# Your instructions:
Report every line below that holds the word "What".

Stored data
■ ■ ■
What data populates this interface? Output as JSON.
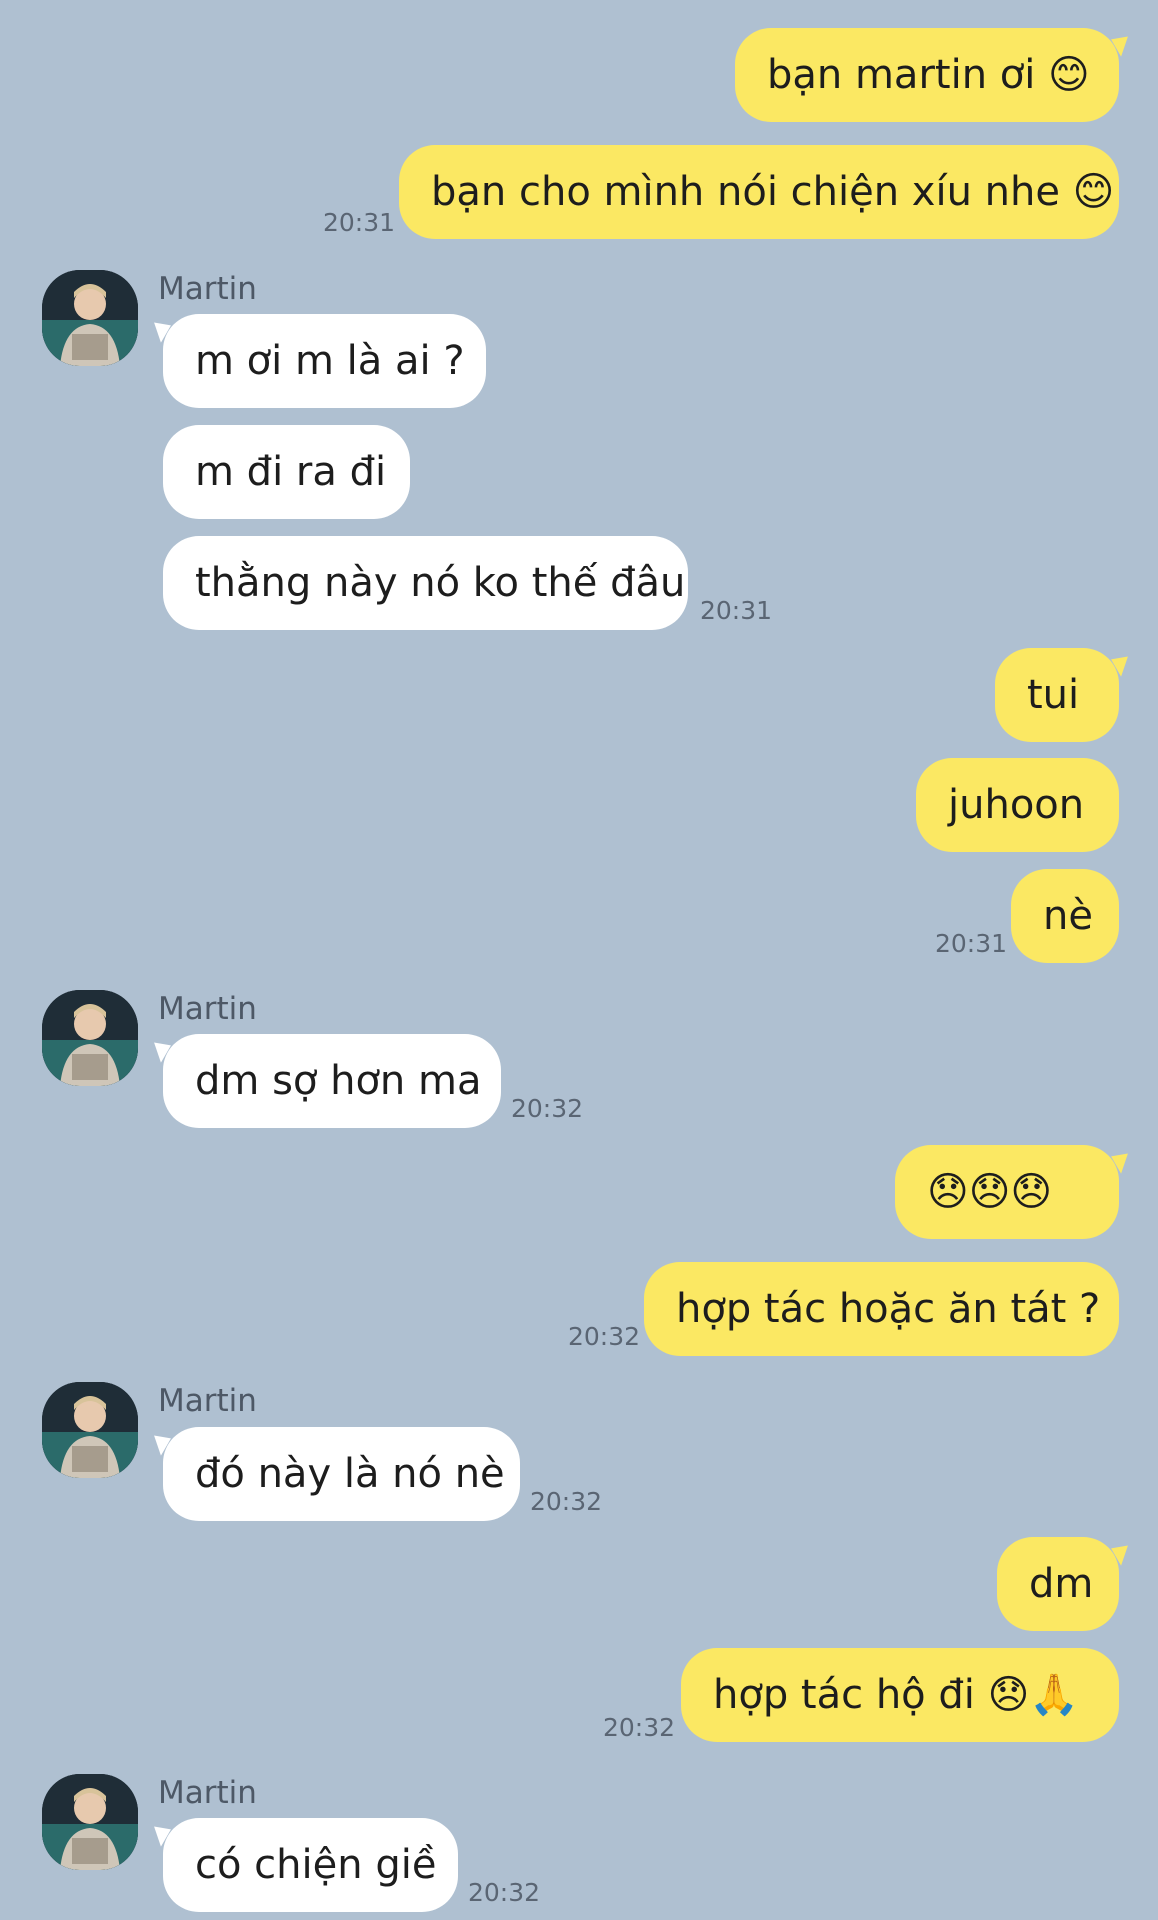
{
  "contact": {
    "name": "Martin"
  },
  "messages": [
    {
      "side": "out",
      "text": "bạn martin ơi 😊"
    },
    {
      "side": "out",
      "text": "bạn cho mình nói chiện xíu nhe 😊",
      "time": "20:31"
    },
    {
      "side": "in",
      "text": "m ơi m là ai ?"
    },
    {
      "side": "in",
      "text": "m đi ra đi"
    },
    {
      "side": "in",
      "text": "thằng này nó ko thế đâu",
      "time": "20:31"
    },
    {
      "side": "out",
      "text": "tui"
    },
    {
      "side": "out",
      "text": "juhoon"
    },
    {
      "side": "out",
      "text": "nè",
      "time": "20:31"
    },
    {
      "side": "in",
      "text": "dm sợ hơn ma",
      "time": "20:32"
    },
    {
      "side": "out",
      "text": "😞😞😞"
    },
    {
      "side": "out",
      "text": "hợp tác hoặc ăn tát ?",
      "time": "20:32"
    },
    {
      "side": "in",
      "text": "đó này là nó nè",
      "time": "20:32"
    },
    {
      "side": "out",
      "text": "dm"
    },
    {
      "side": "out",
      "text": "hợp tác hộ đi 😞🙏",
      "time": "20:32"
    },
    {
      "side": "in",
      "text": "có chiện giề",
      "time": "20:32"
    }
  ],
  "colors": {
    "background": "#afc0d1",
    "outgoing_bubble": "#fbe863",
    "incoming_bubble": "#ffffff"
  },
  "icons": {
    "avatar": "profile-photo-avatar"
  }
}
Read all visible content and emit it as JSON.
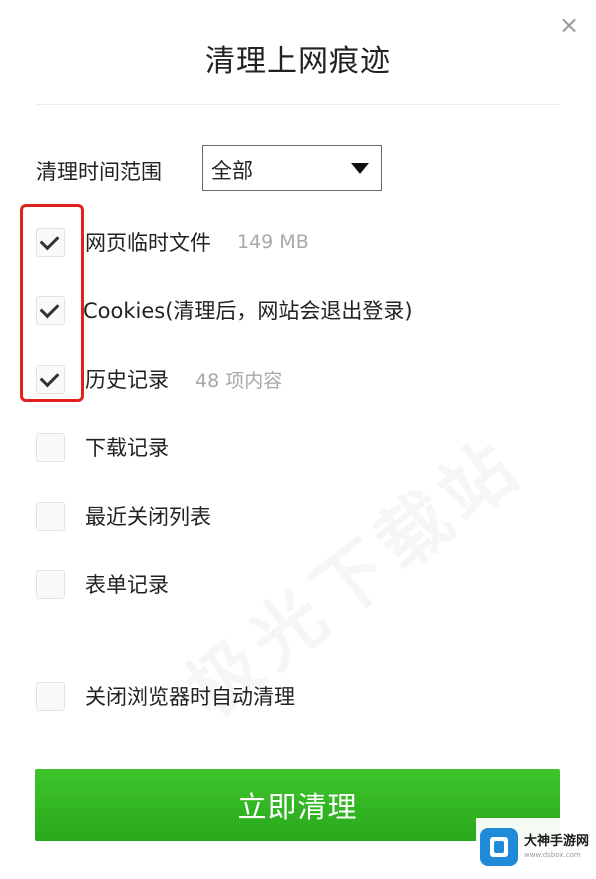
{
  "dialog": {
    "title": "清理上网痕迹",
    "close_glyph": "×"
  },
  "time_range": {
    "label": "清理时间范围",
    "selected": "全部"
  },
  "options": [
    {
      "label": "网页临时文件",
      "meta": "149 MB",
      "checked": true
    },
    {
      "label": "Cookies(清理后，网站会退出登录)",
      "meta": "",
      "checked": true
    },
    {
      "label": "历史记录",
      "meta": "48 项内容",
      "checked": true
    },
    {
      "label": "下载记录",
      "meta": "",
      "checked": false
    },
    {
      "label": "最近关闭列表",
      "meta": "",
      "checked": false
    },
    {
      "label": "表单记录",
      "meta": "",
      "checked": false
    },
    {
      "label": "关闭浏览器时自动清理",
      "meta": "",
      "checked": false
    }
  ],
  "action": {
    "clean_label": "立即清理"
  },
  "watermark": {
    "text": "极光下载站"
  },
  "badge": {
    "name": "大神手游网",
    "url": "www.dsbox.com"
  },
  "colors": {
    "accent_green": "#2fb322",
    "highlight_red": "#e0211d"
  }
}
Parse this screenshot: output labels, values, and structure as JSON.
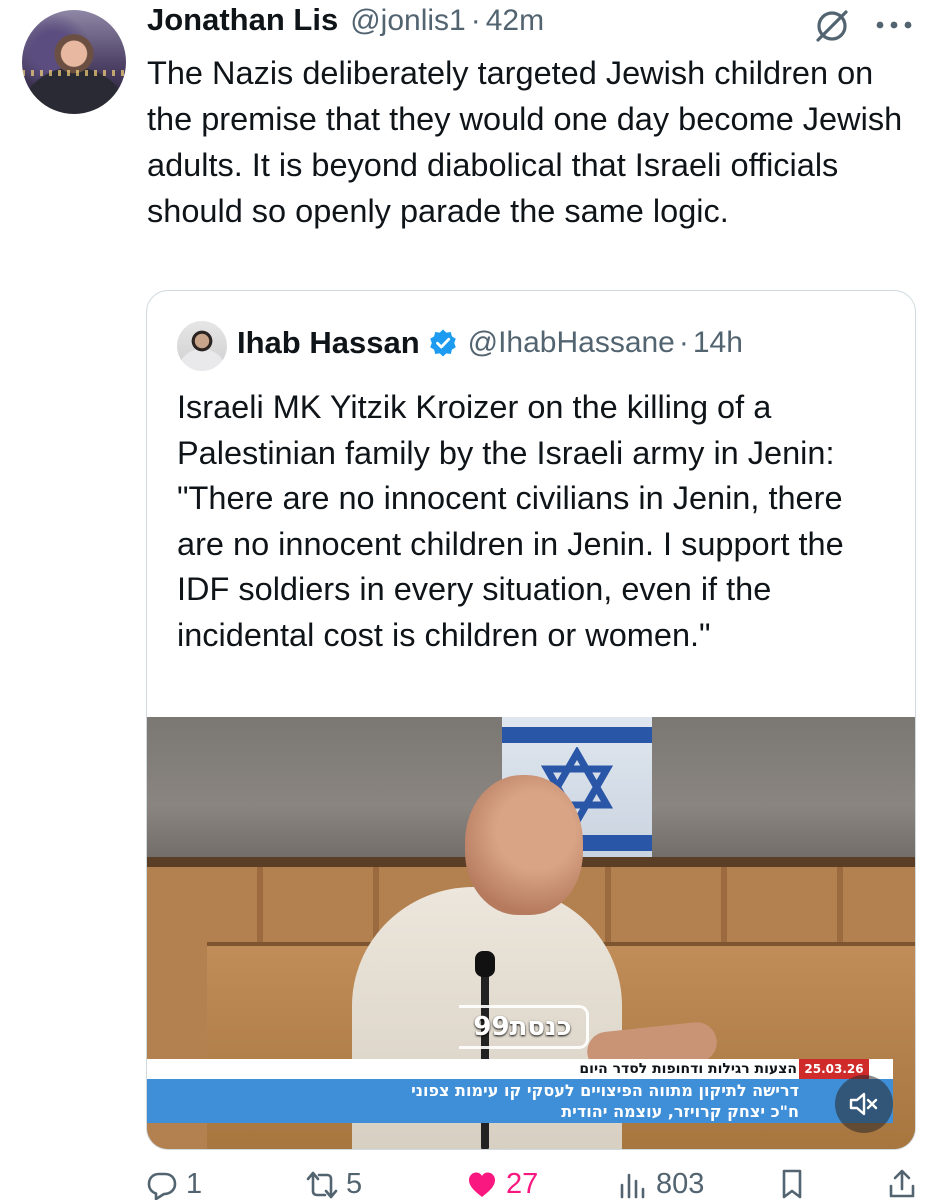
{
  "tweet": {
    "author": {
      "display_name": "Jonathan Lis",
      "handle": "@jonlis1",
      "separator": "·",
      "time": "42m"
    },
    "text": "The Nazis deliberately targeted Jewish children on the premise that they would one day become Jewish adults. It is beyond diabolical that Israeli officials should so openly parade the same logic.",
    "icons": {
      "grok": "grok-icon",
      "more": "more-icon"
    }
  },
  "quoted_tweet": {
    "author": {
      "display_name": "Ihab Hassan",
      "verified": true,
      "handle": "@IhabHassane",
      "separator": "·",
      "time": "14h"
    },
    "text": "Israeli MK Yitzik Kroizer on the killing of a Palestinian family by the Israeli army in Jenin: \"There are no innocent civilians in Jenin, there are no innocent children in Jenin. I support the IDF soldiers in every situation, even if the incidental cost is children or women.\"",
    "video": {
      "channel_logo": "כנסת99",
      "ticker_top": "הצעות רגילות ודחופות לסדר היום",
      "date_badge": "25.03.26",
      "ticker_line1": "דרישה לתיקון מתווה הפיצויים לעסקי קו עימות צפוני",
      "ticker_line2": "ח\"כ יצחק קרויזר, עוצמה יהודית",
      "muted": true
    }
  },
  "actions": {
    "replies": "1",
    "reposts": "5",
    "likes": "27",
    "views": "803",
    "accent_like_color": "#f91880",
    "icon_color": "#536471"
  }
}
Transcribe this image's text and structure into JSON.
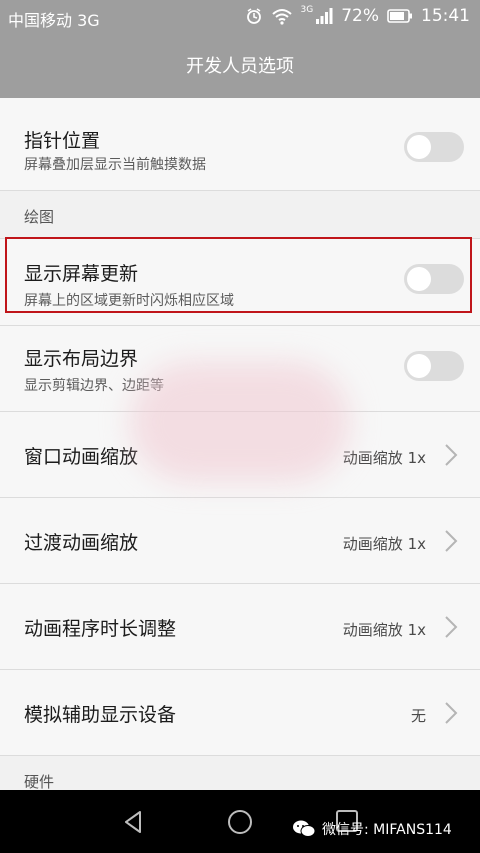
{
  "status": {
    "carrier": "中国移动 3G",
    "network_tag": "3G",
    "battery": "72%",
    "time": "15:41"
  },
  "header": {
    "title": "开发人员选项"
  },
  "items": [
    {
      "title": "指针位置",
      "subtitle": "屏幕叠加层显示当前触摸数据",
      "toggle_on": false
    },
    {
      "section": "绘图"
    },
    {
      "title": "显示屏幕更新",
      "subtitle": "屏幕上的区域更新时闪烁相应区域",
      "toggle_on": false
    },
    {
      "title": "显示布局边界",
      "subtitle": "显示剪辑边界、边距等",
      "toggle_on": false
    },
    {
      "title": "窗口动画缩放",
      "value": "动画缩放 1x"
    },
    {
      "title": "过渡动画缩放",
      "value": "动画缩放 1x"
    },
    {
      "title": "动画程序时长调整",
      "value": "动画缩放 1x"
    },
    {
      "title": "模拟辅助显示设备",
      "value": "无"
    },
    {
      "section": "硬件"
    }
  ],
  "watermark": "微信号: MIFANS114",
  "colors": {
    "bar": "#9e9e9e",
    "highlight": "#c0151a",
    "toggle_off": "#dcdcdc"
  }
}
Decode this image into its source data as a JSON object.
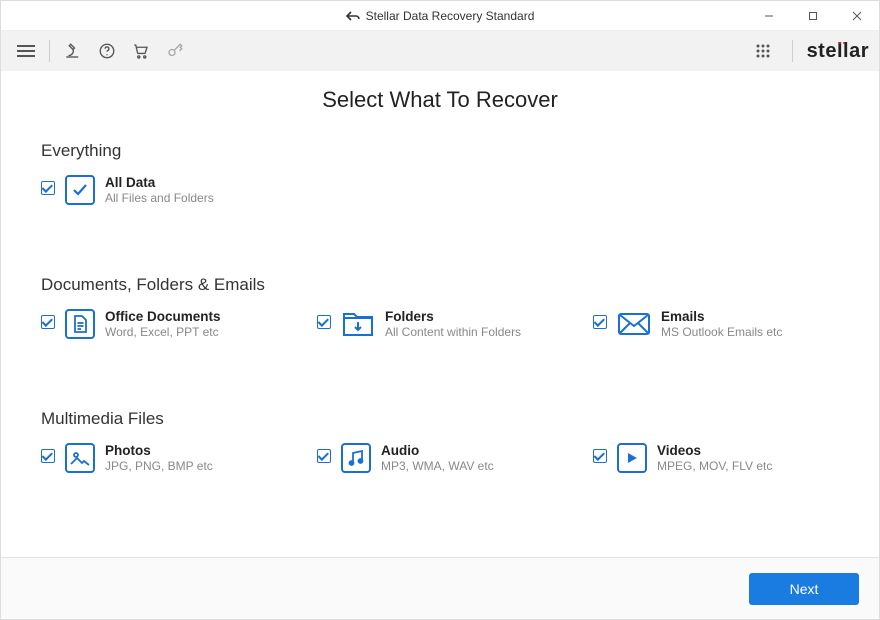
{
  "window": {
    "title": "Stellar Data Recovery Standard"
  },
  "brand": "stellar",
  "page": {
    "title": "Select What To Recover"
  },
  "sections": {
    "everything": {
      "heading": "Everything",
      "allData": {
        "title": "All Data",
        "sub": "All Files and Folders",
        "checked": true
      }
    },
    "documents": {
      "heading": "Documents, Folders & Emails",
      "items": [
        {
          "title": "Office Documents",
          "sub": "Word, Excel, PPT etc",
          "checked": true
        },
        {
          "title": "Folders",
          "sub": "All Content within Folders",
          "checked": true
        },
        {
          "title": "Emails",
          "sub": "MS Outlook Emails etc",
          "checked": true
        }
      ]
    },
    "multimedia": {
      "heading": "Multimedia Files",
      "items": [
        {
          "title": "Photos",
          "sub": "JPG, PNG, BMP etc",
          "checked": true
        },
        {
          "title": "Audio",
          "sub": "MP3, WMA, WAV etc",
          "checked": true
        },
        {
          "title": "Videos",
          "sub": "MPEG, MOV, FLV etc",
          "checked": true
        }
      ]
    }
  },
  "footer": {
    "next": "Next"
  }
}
■ ■ ■
# Result of this exercise:
What data populates this interface? Output as JSON.
    "title": "Select What To Recover"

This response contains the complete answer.